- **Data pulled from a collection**
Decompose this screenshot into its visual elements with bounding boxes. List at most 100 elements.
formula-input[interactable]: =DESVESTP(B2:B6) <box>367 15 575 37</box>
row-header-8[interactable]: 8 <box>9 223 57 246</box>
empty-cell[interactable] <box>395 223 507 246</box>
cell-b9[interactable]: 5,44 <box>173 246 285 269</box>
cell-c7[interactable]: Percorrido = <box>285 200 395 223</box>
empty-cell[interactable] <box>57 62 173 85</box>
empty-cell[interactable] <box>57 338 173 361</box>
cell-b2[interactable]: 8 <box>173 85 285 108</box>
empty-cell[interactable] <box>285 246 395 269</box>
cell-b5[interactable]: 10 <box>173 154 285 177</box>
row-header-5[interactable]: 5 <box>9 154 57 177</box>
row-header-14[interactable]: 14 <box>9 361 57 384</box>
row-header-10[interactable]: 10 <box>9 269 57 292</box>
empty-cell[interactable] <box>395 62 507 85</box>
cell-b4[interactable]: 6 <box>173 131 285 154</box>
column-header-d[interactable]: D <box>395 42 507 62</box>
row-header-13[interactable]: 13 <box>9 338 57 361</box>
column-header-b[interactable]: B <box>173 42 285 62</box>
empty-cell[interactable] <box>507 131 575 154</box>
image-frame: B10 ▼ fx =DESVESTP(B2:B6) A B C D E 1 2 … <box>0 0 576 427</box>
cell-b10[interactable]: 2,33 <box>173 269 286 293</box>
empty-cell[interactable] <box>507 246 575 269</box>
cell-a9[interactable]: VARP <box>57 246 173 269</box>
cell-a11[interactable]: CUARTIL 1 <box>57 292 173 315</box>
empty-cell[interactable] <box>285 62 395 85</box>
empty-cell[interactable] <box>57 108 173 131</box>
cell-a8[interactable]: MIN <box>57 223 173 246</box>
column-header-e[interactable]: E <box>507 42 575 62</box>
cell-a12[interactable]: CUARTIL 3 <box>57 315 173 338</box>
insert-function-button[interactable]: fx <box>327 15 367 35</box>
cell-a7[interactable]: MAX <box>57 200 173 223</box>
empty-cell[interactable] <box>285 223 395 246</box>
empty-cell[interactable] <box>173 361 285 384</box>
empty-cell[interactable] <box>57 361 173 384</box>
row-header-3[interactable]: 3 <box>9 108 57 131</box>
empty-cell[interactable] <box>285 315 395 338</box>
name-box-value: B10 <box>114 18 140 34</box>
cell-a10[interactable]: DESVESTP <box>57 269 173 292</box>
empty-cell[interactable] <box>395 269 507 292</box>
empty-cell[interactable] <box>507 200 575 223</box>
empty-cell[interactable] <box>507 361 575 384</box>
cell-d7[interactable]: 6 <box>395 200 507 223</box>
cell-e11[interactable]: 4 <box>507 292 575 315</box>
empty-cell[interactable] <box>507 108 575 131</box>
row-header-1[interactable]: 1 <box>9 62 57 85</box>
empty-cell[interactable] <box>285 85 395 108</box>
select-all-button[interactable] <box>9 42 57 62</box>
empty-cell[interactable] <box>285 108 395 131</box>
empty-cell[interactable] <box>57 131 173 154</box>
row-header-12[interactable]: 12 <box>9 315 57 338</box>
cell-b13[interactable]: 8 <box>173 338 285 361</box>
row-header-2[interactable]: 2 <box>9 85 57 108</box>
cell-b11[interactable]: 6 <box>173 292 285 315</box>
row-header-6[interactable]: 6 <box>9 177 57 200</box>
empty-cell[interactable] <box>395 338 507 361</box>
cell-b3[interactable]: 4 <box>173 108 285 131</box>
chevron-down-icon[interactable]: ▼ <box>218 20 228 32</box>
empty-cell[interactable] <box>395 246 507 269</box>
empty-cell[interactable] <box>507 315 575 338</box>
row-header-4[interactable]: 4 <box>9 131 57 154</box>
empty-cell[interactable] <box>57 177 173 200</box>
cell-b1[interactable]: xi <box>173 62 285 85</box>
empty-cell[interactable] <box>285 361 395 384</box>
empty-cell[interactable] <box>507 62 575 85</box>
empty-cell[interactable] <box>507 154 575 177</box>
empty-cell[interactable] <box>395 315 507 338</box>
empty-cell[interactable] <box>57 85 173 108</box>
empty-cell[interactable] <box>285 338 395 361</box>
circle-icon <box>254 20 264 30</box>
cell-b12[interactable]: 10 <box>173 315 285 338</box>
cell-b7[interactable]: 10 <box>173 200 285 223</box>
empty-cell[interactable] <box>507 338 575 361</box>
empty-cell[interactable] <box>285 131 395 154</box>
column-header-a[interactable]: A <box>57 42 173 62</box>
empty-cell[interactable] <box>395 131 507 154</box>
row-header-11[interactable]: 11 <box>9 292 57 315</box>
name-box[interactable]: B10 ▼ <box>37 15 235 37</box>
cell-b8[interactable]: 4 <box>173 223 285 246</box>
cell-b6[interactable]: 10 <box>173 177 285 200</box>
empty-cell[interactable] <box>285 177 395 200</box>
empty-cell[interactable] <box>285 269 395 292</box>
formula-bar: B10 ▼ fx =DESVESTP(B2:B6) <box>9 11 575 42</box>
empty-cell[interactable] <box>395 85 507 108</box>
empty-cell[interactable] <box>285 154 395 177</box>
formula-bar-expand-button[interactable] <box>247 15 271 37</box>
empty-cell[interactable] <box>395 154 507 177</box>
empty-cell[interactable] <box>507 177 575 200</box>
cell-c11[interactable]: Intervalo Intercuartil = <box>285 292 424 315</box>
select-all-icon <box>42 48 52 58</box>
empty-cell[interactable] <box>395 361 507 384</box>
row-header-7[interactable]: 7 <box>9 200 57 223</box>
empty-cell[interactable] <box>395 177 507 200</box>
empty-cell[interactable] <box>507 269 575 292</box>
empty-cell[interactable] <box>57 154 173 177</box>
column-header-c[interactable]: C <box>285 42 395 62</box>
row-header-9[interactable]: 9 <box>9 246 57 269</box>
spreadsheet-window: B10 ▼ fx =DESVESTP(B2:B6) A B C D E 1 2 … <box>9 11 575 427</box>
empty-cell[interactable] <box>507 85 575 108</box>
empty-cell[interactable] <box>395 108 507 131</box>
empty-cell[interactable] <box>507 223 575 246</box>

- **Task**
Rewrite the entries above as a numbered list, leaving out any blank lines. Start at the first line of the entries and end after the line containing "cell-a9[interactable]: VARP <box>57".

- **Expected answer**
1. Decompose this screenshot into its visual elements with bounding boxes. List at most 100 elements.
2. formula-input[interactable]: =DESVESTP(B2:B6) <box>367 15 575 37</box>
3. row-header-8[interactable]: 8 <box>9 223 57 246</box>
4. empty-cell[interactable] <box>395 223 507 246</box>
5. cell-b9[interactable]: 5,44 <box>173 246 285 269</box>
6. cell-c7[interactable]: Percorrido = <box>285 200 395 223</box>
7. empty-cell[interactable] <box>57 62 173 85</box>
8. empty-cell[interactable] <box>57 338 173 361</box>
9. cell-b2[interactable]: 8 <box>173 85 285 108</box>
10. empty-cell[interactable] <box>285 246 395 269</box>
11. cell-b5[interactable]: 10 <box>173 154 285 177</box>
12. row-header-5[interactable]: 5 <box>9 154 57 177</box>
13. row-header-14[interactable]: 14 <box>9 361 57 384</box>
14. row-header-10[interactable]: 10 <box>9 269 57 292</box>
15. empty-cell[interactable] <box>395 62 507 85</box>
16. cell-b4[interactable]: 6 <box>173 131 285 154</box>
17. column-header-d[interactable]: D <box>395 42 507 62</box>
18. row-header-13[interactable]: 13 <box>9 338 57 361</box>
19. column-header-b[interactable]: B <box>173 42 285 62</box>
20. empty-cell[interactable] <box>507 131 575 154</box>
21. image-frame: B10 ▼ fx =DESVESTP(B2:B6) A B C D E 1 2 … <box>0 0 576 427</box>
22. cell-b10[interactable]: 2,33 <box>173 269 286 293</box>
23. empty-cell[interactable] <box>507 246 575 269</box>
24. cell-a9[interactable]: VARP <box>57 246 173 269</box>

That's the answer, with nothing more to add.